Collected data —
——————————

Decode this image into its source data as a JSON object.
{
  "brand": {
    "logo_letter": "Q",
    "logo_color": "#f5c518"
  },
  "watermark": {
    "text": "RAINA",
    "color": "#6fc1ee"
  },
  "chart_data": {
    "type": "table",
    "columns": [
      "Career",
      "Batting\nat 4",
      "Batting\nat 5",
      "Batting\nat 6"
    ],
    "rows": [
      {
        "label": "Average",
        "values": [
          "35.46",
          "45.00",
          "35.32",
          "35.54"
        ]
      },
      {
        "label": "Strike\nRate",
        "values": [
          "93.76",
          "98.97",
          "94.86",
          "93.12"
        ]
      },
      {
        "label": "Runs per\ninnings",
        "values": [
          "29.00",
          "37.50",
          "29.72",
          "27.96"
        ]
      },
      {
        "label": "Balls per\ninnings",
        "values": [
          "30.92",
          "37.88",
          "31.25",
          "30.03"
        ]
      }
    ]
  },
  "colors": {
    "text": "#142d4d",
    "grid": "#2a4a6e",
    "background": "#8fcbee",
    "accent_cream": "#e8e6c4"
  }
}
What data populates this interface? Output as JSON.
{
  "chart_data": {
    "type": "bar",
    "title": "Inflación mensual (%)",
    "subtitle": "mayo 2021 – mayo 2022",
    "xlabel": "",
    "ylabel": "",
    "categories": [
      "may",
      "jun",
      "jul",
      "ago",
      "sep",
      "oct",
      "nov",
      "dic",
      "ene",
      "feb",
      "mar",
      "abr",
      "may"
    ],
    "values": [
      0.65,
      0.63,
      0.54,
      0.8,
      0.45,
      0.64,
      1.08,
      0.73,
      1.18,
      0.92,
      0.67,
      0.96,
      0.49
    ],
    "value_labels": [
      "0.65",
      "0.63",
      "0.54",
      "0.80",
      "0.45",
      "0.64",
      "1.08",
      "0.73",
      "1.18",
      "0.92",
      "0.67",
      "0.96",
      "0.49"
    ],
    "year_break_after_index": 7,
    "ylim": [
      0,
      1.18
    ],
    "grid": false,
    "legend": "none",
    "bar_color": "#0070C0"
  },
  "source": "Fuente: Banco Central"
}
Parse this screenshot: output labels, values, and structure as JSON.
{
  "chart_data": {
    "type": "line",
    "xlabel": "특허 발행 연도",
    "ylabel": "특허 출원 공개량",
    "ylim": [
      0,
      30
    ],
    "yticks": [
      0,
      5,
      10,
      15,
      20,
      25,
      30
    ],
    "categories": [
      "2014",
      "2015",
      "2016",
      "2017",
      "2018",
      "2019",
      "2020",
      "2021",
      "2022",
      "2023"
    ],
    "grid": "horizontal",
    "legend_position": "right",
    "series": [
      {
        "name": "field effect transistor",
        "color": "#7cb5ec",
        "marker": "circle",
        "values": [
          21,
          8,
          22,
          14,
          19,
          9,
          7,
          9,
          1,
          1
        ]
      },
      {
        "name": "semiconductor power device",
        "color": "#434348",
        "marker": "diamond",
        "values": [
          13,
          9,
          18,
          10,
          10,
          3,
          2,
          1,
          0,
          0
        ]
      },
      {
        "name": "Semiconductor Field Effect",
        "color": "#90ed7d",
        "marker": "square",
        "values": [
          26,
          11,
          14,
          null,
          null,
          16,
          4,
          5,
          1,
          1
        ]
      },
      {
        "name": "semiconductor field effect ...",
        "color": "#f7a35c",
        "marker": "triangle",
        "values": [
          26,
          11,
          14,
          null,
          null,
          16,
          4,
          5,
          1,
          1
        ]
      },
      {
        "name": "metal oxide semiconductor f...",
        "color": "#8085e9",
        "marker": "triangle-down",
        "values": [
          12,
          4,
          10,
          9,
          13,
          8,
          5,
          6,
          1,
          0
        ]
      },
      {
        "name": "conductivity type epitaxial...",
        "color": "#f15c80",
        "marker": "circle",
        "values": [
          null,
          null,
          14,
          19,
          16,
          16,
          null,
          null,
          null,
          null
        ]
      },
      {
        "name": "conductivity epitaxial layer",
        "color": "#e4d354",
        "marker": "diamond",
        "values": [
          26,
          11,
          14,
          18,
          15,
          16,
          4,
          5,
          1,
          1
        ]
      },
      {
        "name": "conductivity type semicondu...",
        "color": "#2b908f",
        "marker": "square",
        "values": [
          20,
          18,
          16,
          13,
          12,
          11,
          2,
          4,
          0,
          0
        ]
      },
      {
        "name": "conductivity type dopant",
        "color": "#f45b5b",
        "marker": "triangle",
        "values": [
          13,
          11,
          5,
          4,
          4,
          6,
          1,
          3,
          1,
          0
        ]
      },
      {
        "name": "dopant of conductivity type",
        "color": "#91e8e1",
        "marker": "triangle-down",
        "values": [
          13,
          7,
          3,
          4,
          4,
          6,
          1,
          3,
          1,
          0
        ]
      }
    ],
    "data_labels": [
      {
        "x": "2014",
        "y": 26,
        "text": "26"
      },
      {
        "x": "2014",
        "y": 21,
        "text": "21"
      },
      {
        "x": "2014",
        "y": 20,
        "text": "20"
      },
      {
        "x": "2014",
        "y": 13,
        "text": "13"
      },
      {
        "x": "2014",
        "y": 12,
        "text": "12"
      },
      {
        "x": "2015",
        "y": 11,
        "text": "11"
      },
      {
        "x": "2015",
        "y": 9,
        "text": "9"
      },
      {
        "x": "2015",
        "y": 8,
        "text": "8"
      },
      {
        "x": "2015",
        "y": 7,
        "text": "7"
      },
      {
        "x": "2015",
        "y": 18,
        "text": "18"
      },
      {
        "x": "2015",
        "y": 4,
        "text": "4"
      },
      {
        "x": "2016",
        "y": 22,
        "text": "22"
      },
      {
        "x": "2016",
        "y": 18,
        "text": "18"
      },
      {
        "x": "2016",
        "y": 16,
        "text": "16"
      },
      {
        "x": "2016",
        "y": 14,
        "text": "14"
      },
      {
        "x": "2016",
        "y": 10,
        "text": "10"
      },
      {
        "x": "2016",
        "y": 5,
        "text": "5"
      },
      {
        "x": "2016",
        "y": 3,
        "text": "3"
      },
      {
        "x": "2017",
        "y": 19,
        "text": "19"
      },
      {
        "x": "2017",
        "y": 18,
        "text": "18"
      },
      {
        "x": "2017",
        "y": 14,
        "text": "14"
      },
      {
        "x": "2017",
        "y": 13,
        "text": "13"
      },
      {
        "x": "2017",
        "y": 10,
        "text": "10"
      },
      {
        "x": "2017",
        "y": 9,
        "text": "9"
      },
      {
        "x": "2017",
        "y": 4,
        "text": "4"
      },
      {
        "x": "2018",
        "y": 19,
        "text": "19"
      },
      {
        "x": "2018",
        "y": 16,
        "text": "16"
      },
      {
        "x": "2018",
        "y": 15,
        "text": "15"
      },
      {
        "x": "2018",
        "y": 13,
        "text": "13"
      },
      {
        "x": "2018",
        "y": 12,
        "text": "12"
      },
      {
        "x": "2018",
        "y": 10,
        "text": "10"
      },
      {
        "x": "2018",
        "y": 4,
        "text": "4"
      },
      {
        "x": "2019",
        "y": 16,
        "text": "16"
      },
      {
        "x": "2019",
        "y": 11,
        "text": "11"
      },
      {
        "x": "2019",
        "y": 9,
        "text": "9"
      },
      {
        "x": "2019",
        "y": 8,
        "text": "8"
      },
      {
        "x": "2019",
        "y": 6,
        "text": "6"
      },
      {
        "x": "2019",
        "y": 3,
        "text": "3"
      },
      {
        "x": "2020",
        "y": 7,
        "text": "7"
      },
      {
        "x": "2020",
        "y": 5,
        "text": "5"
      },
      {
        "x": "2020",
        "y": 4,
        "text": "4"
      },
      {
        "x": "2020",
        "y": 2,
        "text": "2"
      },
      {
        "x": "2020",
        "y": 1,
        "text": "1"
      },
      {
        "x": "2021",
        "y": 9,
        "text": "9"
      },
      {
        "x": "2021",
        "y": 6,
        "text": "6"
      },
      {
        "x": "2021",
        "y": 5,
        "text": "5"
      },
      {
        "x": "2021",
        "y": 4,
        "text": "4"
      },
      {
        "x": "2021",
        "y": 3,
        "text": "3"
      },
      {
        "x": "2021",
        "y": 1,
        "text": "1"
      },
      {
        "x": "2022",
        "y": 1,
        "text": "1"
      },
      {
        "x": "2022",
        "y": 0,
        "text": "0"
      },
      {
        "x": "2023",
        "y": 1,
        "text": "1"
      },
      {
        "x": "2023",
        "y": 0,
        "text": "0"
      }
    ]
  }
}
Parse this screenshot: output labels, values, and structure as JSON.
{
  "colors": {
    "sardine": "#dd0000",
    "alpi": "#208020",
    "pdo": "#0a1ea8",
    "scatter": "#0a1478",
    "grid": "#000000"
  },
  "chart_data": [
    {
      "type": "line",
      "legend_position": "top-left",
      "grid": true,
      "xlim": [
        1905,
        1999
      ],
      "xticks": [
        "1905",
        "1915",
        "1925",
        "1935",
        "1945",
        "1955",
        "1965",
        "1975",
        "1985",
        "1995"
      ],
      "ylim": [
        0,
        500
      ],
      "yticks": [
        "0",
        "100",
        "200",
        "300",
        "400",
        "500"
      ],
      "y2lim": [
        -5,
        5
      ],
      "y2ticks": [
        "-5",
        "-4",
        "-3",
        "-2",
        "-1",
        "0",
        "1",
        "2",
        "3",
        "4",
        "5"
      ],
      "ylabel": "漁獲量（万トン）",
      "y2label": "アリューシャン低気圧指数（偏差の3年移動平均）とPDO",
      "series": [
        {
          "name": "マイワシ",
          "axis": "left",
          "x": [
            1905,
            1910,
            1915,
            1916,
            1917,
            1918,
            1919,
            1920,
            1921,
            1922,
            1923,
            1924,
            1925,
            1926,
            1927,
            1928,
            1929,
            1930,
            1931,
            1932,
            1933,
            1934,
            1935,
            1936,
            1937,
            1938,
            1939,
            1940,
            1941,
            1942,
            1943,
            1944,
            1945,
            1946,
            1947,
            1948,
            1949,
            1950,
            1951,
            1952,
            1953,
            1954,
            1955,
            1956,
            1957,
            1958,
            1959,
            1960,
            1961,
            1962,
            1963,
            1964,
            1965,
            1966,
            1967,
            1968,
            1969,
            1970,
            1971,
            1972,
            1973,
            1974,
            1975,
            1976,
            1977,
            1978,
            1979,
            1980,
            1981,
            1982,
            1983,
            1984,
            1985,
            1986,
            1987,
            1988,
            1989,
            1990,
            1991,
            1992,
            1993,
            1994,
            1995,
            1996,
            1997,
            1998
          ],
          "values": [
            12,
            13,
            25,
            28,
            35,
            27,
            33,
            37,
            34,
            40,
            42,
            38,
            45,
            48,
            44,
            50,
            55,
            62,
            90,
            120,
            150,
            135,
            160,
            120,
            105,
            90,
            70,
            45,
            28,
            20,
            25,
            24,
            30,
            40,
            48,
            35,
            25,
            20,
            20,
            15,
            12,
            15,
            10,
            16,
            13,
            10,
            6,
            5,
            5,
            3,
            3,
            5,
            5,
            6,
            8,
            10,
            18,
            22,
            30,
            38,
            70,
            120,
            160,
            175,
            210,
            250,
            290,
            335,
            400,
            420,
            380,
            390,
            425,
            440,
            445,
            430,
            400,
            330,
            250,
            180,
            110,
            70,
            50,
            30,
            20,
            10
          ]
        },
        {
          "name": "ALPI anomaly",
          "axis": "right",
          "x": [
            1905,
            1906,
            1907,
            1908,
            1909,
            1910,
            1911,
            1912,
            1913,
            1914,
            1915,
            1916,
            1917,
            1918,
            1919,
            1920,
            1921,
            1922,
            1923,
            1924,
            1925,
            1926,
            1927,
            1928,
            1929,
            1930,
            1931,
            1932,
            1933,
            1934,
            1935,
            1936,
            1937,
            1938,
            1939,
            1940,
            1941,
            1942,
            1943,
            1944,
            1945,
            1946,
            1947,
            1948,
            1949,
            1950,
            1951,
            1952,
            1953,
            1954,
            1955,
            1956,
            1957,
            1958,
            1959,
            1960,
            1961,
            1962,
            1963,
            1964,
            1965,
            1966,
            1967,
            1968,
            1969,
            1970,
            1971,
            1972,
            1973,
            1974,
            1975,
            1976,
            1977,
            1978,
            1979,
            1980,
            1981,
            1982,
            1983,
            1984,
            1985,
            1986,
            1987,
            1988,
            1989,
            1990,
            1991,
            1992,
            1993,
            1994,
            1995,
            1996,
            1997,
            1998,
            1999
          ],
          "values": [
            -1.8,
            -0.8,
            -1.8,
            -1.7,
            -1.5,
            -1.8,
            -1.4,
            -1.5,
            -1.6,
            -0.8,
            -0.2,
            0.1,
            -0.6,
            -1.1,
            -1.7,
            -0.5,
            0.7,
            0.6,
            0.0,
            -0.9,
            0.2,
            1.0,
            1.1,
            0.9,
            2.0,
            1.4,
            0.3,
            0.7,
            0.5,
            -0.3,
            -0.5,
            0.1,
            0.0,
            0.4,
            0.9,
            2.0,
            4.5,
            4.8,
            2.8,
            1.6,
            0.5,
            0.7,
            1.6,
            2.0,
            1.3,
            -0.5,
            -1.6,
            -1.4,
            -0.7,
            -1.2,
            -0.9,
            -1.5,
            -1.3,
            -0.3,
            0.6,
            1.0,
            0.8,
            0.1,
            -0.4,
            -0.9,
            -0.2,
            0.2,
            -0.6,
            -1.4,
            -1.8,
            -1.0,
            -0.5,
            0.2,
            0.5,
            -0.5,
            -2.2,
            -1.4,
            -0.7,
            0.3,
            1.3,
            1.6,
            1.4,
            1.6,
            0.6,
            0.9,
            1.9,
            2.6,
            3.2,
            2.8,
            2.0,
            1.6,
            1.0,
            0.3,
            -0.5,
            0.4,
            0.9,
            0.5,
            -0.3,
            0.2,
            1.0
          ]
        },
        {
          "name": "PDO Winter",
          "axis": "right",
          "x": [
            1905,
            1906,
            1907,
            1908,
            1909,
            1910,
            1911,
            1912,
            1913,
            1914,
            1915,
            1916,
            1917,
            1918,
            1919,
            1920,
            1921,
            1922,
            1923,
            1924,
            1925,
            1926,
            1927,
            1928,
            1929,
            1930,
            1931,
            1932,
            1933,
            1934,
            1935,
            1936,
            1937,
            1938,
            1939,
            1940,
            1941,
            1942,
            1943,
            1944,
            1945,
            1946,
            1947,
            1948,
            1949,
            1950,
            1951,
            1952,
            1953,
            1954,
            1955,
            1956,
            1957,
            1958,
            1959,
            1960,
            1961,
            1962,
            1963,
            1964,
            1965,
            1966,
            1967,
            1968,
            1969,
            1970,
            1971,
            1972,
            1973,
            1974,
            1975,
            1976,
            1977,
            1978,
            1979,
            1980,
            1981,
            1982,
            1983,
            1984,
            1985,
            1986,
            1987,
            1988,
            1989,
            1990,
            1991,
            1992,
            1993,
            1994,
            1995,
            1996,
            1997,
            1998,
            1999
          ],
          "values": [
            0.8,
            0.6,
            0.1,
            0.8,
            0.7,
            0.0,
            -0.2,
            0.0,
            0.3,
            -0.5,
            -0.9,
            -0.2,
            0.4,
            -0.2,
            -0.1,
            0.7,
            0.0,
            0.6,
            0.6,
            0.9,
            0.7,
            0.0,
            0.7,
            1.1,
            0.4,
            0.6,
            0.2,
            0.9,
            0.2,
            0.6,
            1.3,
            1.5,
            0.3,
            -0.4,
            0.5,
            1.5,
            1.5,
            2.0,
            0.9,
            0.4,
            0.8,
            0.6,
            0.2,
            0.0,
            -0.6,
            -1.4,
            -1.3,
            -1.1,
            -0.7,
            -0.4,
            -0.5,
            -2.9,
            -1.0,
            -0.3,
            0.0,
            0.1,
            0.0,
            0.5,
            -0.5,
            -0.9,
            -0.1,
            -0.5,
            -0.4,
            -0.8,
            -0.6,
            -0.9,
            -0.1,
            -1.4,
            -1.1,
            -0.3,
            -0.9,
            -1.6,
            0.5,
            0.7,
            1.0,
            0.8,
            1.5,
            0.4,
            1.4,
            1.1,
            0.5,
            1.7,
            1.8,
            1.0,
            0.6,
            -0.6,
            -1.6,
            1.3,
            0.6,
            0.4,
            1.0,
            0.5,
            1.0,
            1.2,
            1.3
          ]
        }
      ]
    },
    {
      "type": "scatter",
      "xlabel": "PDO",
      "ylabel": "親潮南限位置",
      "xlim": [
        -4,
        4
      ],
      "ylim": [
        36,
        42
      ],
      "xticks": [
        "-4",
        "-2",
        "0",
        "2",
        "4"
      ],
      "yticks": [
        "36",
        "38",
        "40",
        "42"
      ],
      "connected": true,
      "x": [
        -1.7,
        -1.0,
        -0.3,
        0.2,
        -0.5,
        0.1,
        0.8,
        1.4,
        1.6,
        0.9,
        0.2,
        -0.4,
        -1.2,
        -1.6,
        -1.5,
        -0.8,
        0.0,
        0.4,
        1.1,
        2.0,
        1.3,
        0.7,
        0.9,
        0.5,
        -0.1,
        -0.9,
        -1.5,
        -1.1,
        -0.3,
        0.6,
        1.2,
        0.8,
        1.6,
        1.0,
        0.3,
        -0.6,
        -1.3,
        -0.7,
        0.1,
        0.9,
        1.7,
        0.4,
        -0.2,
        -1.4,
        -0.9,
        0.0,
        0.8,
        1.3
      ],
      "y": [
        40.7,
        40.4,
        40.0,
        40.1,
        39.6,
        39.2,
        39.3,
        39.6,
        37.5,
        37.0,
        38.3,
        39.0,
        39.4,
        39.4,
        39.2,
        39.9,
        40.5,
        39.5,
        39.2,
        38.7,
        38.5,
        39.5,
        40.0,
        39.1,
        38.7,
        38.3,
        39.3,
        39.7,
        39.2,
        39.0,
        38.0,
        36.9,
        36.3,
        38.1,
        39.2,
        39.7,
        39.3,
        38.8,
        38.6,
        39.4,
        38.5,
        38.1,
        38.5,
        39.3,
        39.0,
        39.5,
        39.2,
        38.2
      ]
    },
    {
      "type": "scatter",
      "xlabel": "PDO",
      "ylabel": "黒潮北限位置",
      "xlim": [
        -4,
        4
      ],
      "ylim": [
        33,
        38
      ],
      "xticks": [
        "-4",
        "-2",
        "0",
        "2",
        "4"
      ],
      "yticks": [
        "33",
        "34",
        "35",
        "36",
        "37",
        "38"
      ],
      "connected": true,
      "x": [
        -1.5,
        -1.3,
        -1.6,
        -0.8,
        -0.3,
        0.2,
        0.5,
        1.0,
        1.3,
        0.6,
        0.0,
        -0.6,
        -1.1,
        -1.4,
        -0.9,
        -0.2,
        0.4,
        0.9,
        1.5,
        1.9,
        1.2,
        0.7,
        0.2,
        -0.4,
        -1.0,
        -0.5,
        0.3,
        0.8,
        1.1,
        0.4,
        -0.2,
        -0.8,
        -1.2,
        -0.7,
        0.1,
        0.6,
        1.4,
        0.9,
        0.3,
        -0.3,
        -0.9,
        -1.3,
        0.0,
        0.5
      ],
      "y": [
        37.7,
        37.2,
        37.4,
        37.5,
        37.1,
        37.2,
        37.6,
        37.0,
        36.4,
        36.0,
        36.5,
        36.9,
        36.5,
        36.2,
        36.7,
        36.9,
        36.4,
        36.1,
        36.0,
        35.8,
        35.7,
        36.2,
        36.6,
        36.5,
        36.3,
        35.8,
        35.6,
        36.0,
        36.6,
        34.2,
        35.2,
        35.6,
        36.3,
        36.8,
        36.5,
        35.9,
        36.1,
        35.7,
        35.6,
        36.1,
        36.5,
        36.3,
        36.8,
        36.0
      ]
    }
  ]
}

——————————

Work instructions — Go through the entries above and count the lines containing the word "grid"; give only that count.

Result of the exercise — 5